## Written task
Output the material below unchanged, apart from leaving out the pictures.

[Extracted records]
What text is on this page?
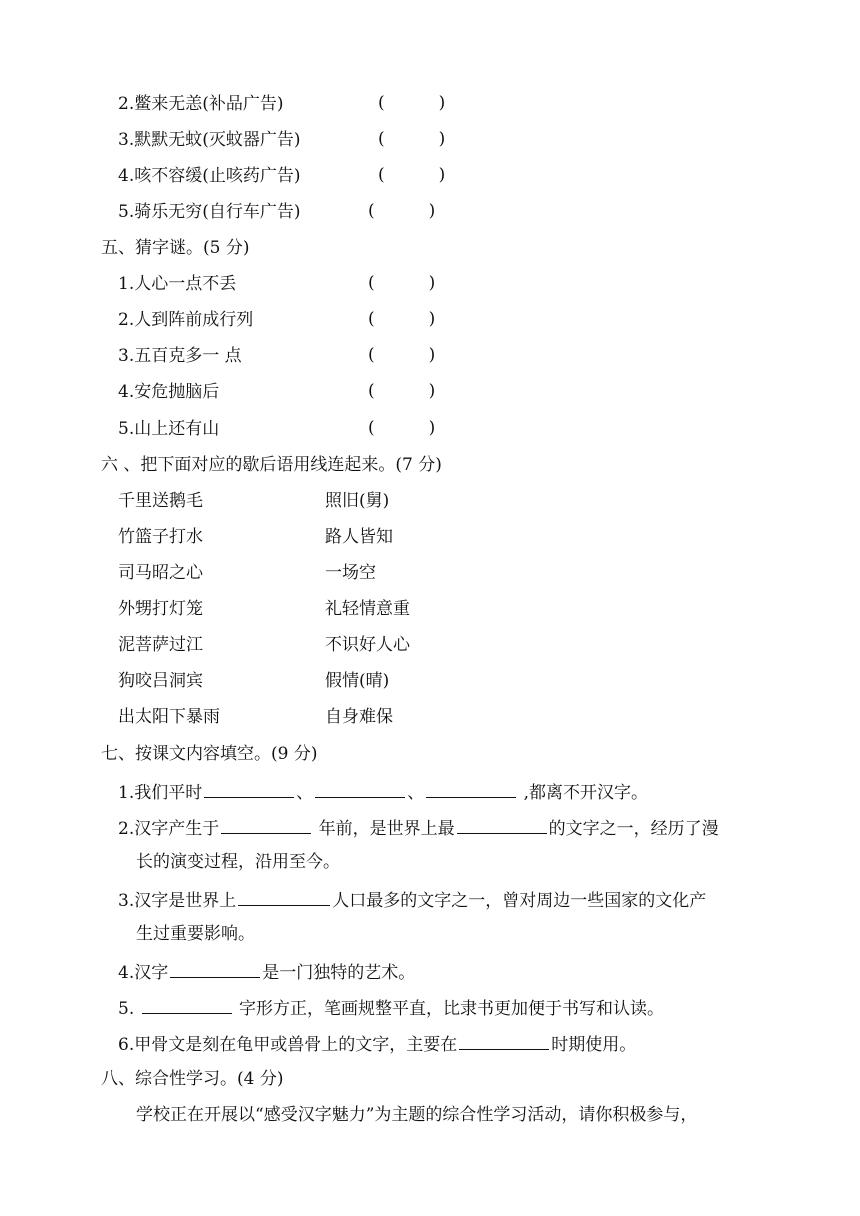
2.鳖来无恙(补品广告)	(          )
3.默默无蚊(灭蚊器广告)	(          )
4.咳不容缓(止咳药广告)	(          )
5.骑乐无穷(自行车广告)	(          )
五、猜字谜。(5 分)
1.人心一点不丢	(          )
2.人到阵前成行列	(          )
3.五百克多一 点	(          )
4.安危抛脑后	(          )
5.山上还有山	(          )
六 、把下面对应的歇后语用线连起来。(7 分)
千里送鹅毛	照旧(舅)
竹篮子打水	路人皆知
司马昭之心	一场空
外甥打灯笼	礼轻情意重
泥菩萨过江	不识好人心
狗咬吕洞宾	假情(晴)
出太阳下暴雨	自身难保
七、按课文内容填空。(9 分)
1.我们平时	、	、	,都离不开汉字。
2.汉字产生于	年前，是世界上最	的文字之一，经历了漫
长的演变过程，沿用至今。
3.汉字是世界上	人口最多的文字之一，曾对周边一些国家的文化产
生过重要影响。
4.汉字	是一门独特的艺术。
5.	字形方正，笔画规整平直，比隶书更加便于书写和认读。
6.甲骨文是刻在龟甲或兽骨上的文字，主要在	时期使用。
八、综合性学习。(4 分)
学校正在开展以“感受汉字魅力”为主题的综合性学习活动，请你积极参与，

## Final answer
What text is on this page?
2.鳖来无恙(补品广告)	(          )
3.默默无蚊(灭蚊器广告)	(          )
4.咳不容缓(止咳药广告)	(          )
5.骑乐无穷(自行车广告)	(          )
五、猜字谜。(5 分)
1.人心一点不丢	(          )
2.人到阵前成行列	(          )
3.五百克多一 点	(          )
4.安危抛脑后	(          )
5.山上还有山	(          )
六 、把下面对应的歇后语用线连起来。(7 分)
千里送鹅毛	照旧(舅)
竹篮子打水	路人皆知
司马昭之心	一场空
外甥打灯笼	礼轻情意重
泥菩萨过江	不识好人心
狗咬吕洞宾	假情(晴)
出太阳下暴雨	自身难保
七、按课文内容填空。(9 分)
1.我们平时	、	、	,都离不开汉字。
2.汉字产生于	年前，是世界上最	的文字之一，经历了漫
长的演变过程，沿用至今。
3.汉字是世界上	人口最多的文字之一，曾对周边一些国家的文化产
生过重要影响。
4.汉字	是一门独特的艺术。
5.	字形方正，笔画规整平直，比隶书更加便于书写和认读。
6.甲骨文是刻在龟甲或兽骨上的文字，主要在	时期使用。
八、综合性学习。(4 分)
学校正在开展以“感受汉字魅力”为主题的综合性学习活动，请你积极参与，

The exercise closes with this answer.